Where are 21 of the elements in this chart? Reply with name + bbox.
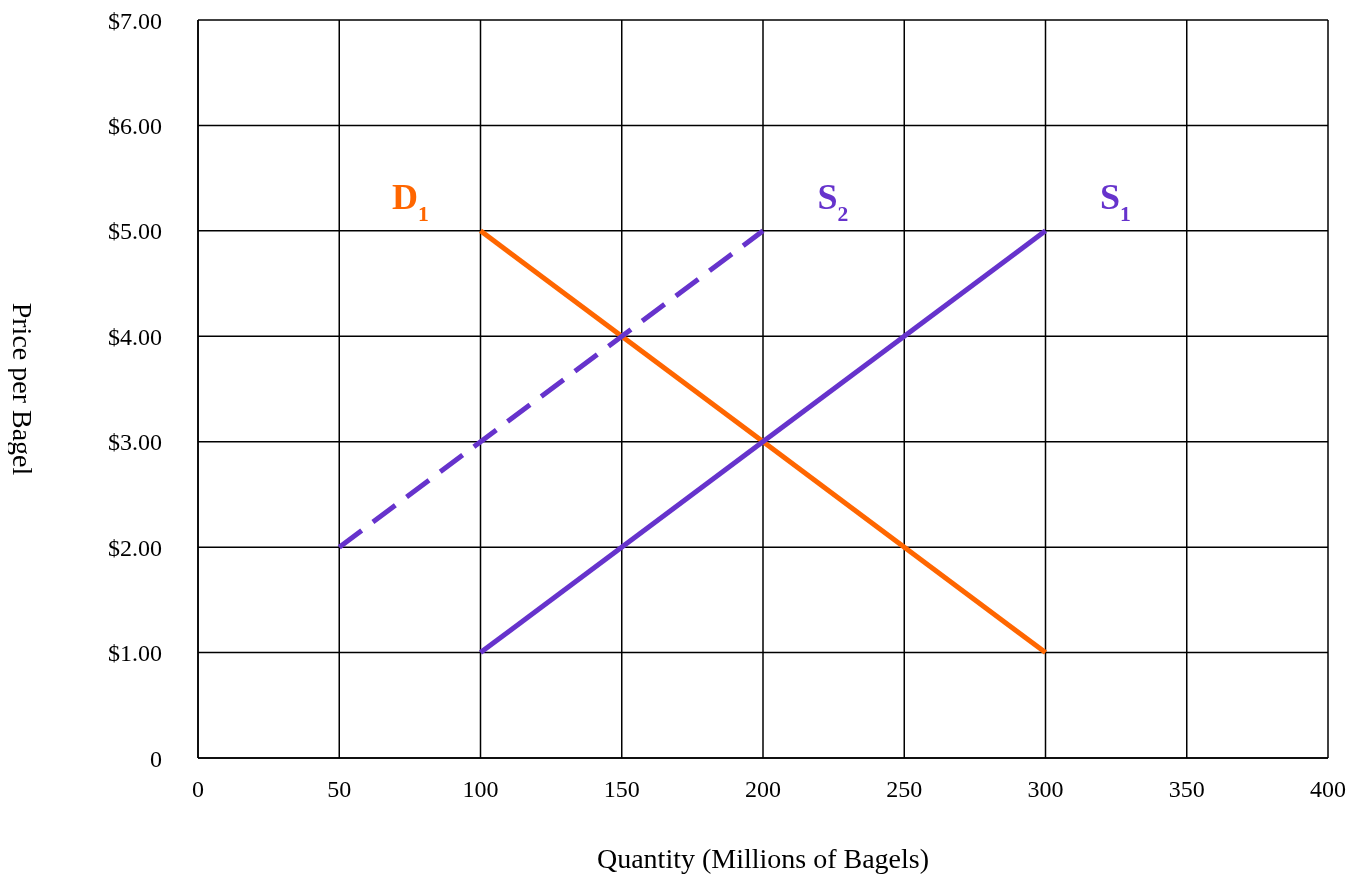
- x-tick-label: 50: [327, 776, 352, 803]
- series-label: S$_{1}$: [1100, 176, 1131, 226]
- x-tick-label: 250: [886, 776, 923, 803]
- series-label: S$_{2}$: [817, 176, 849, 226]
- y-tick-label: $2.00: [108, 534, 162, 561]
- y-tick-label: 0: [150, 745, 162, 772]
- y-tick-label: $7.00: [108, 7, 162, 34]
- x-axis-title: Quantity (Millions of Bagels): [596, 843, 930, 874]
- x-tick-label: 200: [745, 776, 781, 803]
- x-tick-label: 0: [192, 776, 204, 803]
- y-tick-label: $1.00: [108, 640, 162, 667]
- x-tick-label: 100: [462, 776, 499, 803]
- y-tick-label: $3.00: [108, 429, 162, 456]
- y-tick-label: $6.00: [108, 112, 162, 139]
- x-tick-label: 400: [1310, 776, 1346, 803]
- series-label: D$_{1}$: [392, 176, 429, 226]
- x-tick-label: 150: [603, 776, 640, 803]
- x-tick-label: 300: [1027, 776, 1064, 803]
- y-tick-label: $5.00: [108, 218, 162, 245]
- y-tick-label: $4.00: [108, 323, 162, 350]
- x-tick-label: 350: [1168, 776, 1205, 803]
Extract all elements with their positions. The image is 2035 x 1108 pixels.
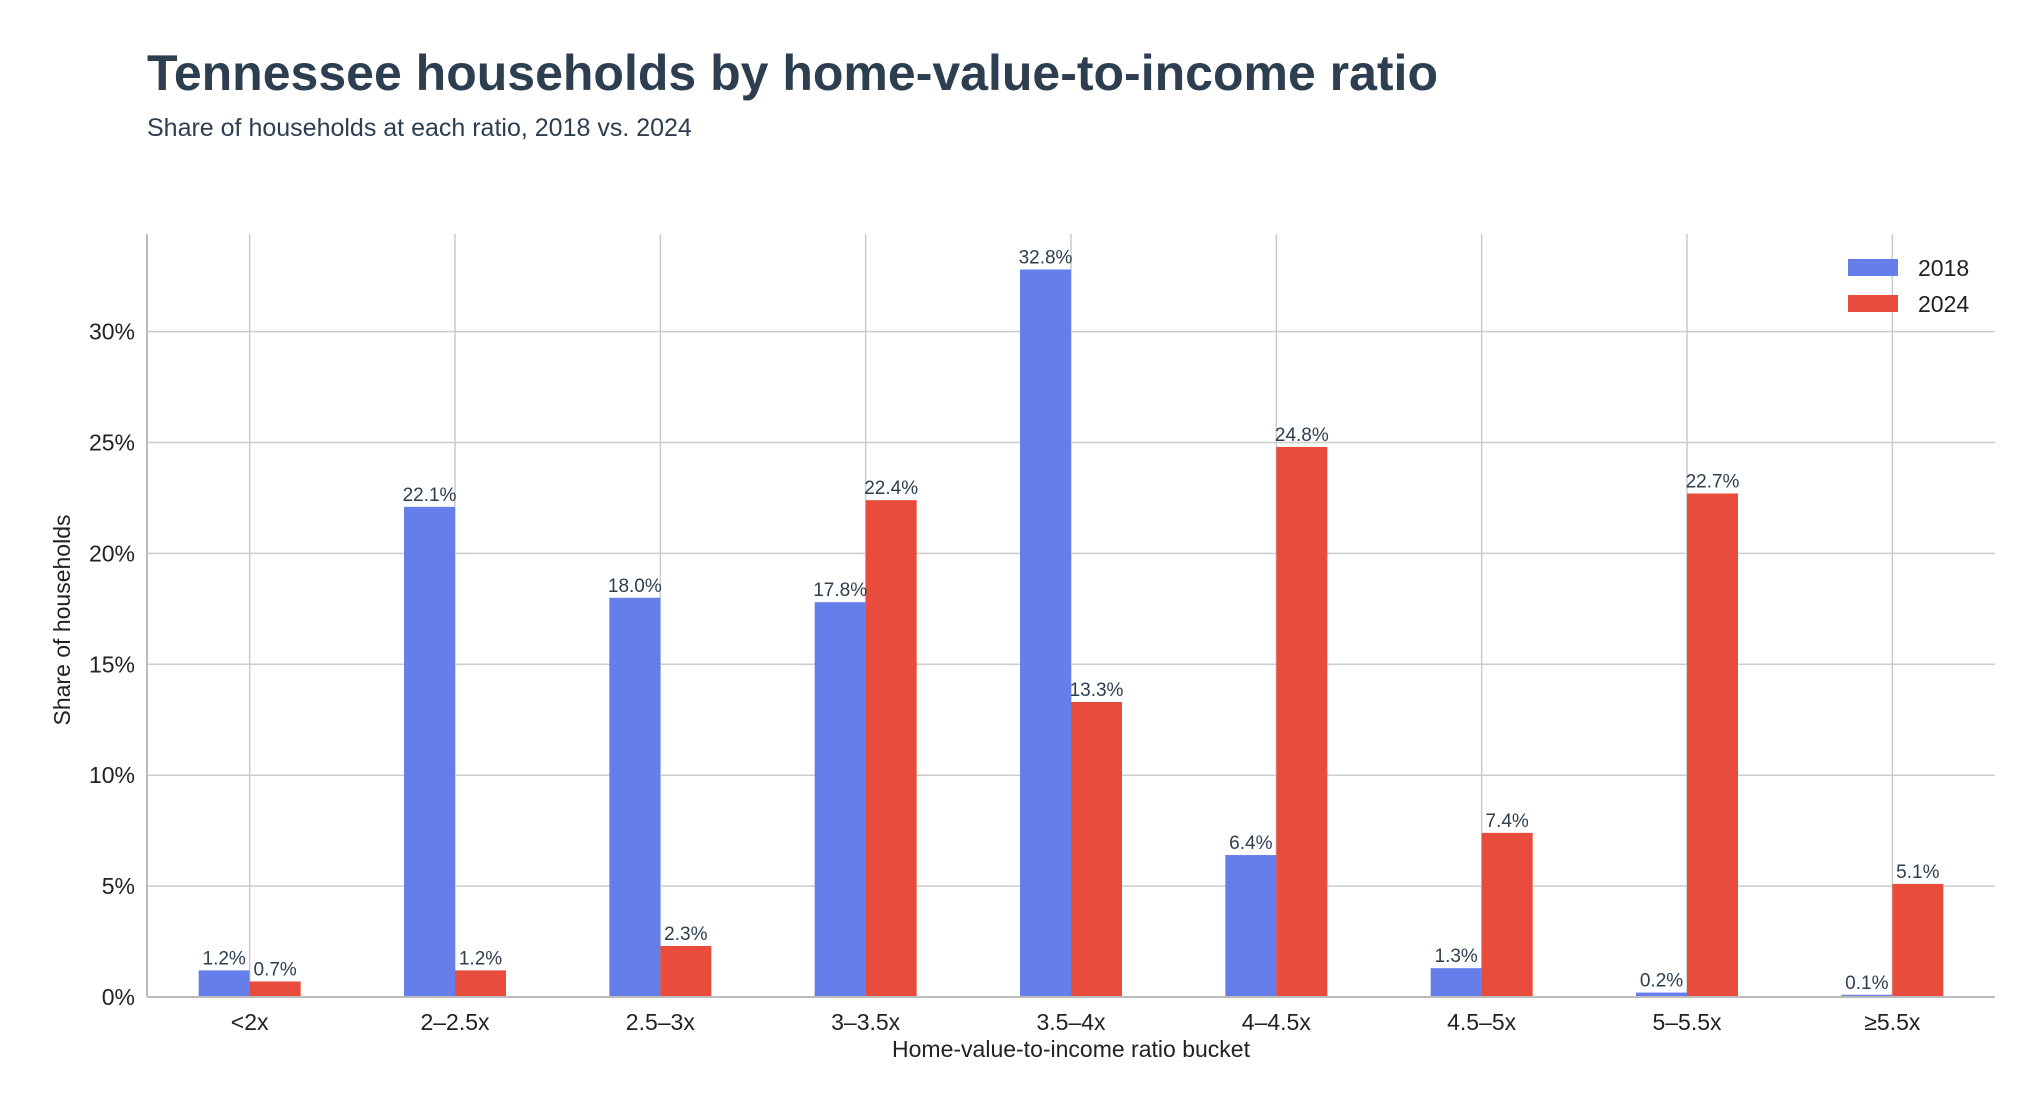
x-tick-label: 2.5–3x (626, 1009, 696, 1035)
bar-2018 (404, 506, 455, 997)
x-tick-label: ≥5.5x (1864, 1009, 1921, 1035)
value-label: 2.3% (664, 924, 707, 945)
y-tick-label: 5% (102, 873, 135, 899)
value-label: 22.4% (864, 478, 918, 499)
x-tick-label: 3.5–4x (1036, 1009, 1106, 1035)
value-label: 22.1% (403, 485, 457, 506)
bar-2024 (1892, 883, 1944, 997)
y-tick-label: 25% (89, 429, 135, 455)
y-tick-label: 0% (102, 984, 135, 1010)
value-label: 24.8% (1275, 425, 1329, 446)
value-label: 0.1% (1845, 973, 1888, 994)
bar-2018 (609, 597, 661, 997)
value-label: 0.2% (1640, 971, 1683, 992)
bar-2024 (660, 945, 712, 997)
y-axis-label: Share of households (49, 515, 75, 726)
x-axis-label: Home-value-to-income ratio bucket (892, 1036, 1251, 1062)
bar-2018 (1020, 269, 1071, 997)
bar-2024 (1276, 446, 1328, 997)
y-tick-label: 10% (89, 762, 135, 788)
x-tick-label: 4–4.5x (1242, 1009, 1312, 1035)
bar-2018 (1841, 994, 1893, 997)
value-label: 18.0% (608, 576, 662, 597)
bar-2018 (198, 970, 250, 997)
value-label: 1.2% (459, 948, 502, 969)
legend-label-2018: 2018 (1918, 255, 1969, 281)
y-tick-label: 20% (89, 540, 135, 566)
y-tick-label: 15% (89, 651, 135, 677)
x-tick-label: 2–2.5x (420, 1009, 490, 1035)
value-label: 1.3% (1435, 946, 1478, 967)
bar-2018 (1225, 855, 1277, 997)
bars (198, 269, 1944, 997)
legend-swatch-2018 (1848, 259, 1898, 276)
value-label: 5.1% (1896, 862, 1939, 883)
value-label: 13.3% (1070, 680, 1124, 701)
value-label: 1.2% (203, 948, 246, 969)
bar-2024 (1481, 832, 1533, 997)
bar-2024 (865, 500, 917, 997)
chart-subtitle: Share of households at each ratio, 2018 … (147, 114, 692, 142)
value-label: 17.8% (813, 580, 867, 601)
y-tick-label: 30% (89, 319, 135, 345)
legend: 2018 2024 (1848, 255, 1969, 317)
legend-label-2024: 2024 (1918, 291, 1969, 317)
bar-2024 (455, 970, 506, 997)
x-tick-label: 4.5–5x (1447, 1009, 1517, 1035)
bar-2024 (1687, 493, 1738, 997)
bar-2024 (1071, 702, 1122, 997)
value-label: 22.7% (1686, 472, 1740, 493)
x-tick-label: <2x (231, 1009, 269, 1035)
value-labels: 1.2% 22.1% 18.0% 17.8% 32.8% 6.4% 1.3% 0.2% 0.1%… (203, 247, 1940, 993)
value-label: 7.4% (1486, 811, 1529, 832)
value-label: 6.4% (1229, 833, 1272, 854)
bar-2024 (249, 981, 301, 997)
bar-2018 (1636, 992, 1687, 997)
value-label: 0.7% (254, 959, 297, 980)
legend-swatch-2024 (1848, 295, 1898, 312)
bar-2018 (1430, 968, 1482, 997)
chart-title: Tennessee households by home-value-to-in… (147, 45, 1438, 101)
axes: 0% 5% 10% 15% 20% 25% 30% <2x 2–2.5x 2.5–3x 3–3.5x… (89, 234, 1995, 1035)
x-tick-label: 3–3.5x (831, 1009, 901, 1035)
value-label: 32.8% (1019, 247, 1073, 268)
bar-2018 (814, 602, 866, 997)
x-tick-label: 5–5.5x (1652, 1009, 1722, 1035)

==

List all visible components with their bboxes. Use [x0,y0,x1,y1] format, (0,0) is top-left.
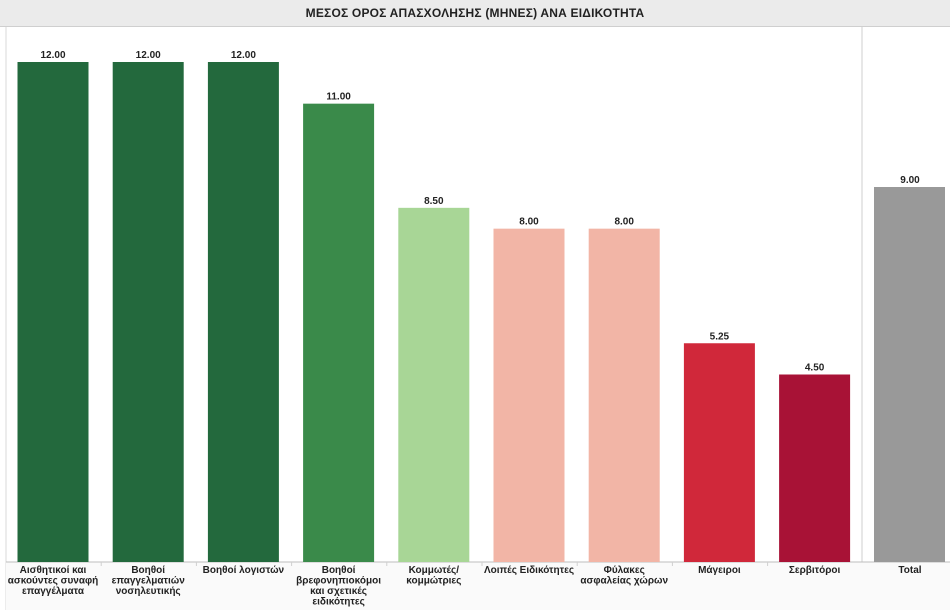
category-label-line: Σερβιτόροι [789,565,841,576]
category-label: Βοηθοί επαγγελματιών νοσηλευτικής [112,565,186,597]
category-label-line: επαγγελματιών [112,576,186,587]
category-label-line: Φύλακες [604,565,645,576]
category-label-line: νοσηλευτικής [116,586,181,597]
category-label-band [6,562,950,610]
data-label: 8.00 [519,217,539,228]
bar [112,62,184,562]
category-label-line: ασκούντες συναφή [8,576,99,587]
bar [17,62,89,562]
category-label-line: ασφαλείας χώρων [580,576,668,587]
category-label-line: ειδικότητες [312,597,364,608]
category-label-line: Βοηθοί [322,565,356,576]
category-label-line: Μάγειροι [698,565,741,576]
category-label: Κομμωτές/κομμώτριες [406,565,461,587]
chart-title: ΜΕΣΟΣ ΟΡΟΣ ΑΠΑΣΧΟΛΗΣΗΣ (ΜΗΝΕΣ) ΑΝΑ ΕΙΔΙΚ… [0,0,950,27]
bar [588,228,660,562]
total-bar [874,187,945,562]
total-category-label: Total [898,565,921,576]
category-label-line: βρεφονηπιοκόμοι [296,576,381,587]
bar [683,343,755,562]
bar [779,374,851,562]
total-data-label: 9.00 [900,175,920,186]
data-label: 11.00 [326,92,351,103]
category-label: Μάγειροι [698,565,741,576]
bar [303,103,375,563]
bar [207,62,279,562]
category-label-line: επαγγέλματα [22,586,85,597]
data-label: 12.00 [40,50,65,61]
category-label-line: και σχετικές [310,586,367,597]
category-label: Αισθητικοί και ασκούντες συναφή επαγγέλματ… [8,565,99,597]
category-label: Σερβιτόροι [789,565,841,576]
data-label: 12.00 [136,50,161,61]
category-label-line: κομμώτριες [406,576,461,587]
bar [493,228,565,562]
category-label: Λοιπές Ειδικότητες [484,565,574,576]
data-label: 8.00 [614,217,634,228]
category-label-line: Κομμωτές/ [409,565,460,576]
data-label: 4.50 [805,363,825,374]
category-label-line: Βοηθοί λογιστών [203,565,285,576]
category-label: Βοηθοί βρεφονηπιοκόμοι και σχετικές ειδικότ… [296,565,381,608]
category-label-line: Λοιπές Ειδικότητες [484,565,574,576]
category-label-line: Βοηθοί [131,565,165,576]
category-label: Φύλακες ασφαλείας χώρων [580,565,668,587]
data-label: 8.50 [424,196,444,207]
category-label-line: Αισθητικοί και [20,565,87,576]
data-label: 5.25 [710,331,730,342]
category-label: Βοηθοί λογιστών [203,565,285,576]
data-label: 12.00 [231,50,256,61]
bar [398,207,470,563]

PROBLEM TO WORK ON —
Identify each line above that contains the string "data", and copy those lines in full.

COMPLETED TASK —
data-label: 8.00 [519,217,539,228]
total-data-label: 9.00 [900,175,920,186]
data-label: 11.00 [326,92,351,103]
data-label: 12.00 [40,50,65,61]
data-label: 12.00 [136,50,161,61]
data-label: 8.00 [614,217,634,228]
data-label: 4.50 [805,363,825,374]
data-label: 8.50 [424,196,444,207]
data-label: 5.25 [710,331,730,342]
data-label: 12.00 [231,50,256,61]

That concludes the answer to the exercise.